__Given exercise A__
Can you reproduce the Data records listing line for line, starting at its first line and stopping after the line that contains "delete-field-button[interactable] [507,121,534,148]"?

__Passage to read__
§

Loss Overview

Loss Table

Loss functions play a critical role in the performance of your fine-tuned model. Sadly, there is no “one size fits all” loss function. Ideally, this table should help narrow down your choice of loss function(s) by matching them to your data formats.

Note

You can often convert one training data format into another, allowing more loss functions to be viable for your scenario. For example, (input_A, input_B) pairs with class labels can be converted into (anchor, positive, negative) triplets by sampling inputs with the same or different classes.

Legend: Loss functions marked with ★ are commonly recommended default choices.

Inputs	Labels	Appropriate Loss Functions
`single inputs`	`class`	`BatchAllTripletLoss` `BatchHardSoftMarginTripletLoss` `BatchHardTripletLoss` `BatchSemiHardTripletLoss`
`single inputs`	`none`	`ContrastiveTensionLoss` `DenoisingAutoEncoderLoss`
`(anchor, anchor) pairs`	`none`	`ContrastiveTensionLossInBatchNegatives`
`(damaged_input, original_input) pairs`	`none`	`DenoisingAutoEncoderLoss`
`(input_A, input_B) pairs`	`class`	`SoftmaxLoss`
`(anchor, positive) pairs`	`none`	`MultipleNegativesRankingLoss` ★ `CachedMultipleNegativesRankingLoss` ★ `MegaBatchMarginLoss` `GISTEmbedLoss` `CachedGISTEmbedLoss`
`(anchor, positive/negative) pairs`	`1 if positive, 0 if negative`	`ContrastiveLoss` `OnlineContrastiveLoss`
`(input_A, input_B) pairs`	`float similarity score between 0 and 1`	`CoSENTLoss` `AnglELoss` `CosineSimilarityLoss`
`(anchor, positive, negative) triplets`	`none`	`MultipleNegativesRankingLoss` ★ `CachedMultipleNegativesRankingLoss` ★ `TripletLoss` `CachedGISTEmbedLoss` `GISTEmbedLoss`
`(anchor, positive, negative_1, ..., negative_n)`	`none`	`MultipleNegativesRankingLoss` ★ `CachedMultipleNegativesRankingLoss` ★ `CachedGISTEmbedLoss`

Loss modifiers

These loss functions can be seen as loss modifiers: they work on top of standard loss functions, but apply those loss functions in different ways to try and instil useful properties into the trained embedding model.

§

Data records
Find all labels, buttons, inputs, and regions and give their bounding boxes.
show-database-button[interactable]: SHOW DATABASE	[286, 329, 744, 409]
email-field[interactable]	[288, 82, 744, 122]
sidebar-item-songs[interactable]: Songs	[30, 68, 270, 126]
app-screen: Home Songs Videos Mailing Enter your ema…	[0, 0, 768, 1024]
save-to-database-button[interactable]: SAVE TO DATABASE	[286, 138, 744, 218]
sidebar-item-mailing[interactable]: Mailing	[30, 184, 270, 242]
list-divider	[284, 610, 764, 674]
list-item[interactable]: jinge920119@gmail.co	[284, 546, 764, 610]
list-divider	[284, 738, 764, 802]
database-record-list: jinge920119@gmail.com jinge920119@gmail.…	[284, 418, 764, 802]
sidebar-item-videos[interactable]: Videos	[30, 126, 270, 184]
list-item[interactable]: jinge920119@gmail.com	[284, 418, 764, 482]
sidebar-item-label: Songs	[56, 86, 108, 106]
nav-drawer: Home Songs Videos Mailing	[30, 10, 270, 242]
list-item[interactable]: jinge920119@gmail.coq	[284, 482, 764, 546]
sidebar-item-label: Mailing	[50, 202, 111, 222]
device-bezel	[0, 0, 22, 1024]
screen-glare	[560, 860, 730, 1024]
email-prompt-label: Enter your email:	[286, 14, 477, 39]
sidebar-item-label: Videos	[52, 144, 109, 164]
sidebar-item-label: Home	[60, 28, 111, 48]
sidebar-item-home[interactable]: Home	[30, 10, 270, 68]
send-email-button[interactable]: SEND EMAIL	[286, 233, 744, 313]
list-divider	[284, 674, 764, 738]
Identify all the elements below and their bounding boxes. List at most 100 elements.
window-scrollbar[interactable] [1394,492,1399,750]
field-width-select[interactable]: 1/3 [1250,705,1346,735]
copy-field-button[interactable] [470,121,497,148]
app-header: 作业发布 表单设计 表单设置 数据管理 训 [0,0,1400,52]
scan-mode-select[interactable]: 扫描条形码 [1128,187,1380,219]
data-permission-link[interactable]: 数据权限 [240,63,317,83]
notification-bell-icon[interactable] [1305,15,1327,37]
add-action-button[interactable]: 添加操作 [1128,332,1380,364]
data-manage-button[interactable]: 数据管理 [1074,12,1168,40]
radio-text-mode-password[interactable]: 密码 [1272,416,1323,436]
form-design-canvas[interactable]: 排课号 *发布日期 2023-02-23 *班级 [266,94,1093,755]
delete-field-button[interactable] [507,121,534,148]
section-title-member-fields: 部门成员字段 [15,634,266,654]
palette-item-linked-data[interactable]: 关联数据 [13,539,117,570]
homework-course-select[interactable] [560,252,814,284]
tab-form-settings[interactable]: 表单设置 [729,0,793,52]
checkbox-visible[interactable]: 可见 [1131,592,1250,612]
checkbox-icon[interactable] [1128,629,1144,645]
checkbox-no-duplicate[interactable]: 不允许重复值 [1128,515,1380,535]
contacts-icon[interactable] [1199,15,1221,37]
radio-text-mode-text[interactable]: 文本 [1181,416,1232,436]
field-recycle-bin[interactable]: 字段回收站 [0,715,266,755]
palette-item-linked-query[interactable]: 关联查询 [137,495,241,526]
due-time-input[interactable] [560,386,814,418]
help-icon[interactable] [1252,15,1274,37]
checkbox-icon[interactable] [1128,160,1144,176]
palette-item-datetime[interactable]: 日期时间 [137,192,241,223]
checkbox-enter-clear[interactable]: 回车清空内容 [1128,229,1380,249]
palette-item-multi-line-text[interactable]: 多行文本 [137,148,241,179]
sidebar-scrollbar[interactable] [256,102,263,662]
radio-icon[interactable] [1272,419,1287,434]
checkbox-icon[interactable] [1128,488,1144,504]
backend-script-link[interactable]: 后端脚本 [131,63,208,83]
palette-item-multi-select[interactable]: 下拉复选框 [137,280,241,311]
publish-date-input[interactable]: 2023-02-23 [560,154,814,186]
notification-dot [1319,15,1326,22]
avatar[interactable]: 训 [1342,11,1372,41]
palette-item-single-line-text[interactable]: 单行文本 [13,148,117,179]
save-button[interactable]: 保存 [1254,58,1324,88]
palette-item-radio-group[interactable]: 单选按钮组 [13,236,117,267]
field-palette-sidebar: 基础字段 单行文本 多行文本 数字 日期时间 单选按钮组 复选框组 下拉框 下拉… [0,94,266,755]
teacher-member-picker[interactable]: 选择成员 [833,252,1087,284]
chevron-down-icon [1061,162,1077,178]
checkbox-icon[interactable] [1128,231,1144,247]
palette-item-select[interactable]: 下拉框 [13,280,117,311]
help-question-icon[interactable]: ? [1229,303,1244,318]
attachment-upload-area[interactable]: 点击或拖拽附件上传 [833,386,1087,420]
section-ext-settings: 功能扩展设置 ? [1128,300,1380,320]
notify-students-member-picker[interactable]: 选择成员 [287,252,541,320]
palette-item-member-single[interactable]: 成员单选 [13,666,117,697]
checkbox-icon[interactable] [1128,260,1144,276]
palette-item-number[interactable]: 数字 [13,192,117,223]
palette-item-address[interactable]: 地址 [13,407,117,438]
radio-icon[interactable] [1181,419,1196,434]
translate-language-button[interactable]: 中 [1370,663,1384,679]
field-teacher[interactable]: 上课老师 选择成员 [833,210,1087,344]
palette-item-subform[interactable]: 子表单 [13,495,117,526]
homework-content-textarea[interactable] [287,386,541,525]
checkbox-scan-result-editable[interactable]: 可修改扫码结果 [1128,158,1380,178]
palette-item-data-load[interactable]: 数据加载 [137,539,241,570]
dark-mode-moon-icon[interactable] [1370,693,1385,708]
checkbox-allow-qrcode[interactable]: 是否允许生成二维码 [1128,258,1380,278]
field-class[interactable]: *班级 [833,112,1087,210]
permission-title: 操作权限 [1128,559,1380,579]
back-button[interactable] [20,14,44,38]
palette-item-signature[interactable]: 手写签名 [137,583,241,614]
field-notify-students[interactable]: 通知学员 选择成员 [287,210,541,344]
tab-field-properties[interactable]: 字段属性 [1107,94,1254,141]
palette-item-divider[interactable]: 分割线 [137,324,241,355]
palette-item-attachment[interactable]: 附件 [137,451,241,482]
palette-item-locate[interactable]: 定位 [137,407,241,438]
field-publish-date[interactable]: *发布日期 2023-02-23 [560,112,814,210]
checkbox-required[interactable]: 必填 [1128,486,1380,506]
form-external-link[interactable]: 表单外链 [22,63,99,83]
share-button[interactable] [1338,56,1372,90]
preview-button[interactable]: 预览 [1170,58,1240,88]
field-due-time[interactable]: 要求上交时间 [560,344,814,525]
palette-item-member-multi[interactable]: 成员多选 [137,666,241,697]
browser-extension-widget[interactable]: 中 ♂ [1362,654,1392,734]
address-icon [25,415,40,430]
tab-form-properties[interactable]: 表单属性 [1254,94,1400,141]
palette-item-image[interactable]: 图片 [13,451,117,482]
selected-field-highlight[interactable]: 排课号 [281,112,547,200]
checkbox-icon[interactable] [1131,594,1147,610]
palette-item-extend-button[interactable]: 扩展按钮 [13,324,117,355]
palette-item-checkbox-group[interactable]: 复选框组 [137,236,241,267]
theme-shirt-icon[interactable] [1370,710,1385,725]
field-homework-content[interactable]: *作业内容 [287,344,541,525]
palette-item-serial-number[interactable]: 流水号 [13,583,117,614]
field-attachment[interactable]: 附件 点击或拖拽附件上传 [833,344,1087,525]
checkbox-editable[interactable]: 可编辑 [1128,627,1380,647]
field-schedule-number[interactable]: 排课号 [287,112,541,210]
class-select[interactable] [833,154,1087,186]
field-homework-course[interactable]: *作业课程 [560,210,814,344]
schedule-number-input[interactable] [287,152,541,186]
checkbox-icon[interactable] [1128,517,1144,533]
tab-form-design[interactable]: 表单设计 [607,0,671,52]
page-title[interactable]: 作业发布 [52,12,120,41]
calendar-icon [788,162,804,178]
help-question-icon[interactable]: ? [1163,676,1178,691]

§

__Given exercise B__
In the loss overview above, which loss functions are listed as appropriate for (anchor, positive) pairs with no labels?

__Worked answer A__
Find all labels, buttons, inputs, and regions and give their bounding boxes.
show-database-button[interactable]: SHOW DATABASE	[286, 329, 744, 409]
email-field[interactable]	[288, 82, 744, 122]
sidebar-item-songs[interactable]: Songs	[30, 68, 270, 126]
app-screen: Home Songs Videos Mailing Enter your ema…	[0, 0, 768, 1024]
save-to-database-button[interactable]: SAVE TO DATABASE	[286, 138, 744, 218]
sidebar-item-mailing[interactable]: Mailing	[30, 184, 270, 242]
list-divider	[284, 610, 764, 674]
list-item[interactable]: jinge920119@gmail.co	[284, 546, 764, 610]
list-divider	[284, 738, 764, 802]
database-record-list: jinge920119@gmail.com jinge920119@gmail.…	[284, 418, 764, 802]
sidebar-item-videos[interactable]: Videos	[30, 126, 270, 184]
list-item[interactable]: jinge920119@gmail.com	[284, 418, 764, 482]
sidebar-item-label: Songs	[56, 86, 108, 106]
nav-drawer: Home Songs Videos Mailing	[30, 10, 270, 242]
list-item[interactable]: jinge920119@gmail.coq	[284, 482, 764, 546]
sidebar-item-label: Mailing	[50, 202, 111, 222]
device-bezel	[0, 0, 22, 1024]
screen-glare	[560, 860, 730, 1024]
email-prompt-label: Enter your email:	[286, 14, 477, 39]
sidebar-item-label: Videos	[52, 144, 109, 164]
sidebar-item-label: Home	[60, 28, 111, 48]
sidebar-item-home[interactable]: Home	[30, 10, 270, 68]
send-email-button[interactable]: SEND EMAIL	[286, 233, 744, 313]
list-divider	[284, 674, 764, 738]
Identify all the elements below and their bounding boxes. List at most 100 elements.
window-scrollbar[interactable] [1394,492,1399,750]
field-width-select[interactable]: 1/3 [1250,705,1346,735]
copy-field-button[interactable] [470,121,497,148]
app-header: 作业发布 表单设计 表单设置 数据管理 训 [0,0,1400,52]
scan-mode-select[interactable]: 扫描条形码 [1128,187,1380,219]
data-permission-link[interactable]: 数据权限 [240,63,317,83]
notification-bell-icon[interactable] [1305,15,1327,37]
add-action-button[interactable]: 添加操作 [1128,332,1380,364]
data-manage-button[interactable]: 数据管理 [1074,12,1168,40]
radio-text-mode-password[interactable]: 密码 [1272,416,1323,436]
form-design-canvas[interactable]: 排课号 *发布日期 2023-02-23 *班级 [266,94,1093,755]
delete-field-button[interactable] [507,121,534,148]

__Worked answer B__
MultipleNegativesRankingLoss, CachedMultipleNegativesRankingLoss, MegaBatchMarginLoss, GISTEmbedLoss, CachedGISTEmbedLoss